[Dataset items]
-------------------------
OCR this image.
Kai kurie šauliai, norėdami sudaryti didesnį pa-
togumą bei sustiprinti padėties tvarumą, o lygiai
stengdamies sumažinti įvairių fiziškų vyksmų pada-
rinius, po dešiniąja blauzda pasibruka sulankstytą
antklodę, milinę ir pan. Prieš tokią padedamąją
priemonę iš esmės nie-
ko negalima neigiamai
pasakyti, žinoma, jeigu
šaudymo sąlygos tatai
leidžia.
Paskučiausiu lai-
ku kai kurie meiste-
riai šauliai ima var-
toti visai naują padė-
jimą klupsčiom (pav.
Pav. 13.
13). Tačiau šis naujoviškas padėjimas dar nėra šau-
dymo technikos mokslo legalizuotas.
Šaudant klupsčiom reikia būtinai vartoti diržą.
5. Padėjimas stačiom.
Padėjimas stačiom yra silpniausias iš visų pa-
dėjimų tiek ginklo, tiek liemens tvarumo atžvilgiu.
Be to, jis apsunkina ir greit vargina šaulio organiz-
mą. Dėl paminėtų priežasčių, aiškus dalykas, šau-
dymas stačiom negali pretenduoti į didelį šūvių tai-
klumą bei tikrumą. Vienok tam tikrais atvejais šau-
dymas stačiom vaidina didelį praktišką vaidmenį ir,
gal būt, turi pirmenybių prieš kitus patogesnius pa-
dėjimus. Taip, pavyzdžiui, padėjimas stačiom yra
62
-------------------------
SHORT PROBLEM
Which lines hold the word "šauliai"? Copy each of them from the records.

EXERCISE ANSWER
Kai kurie šauliai, norėdami sudaryti didesnį pa-
riai šauliai ima var-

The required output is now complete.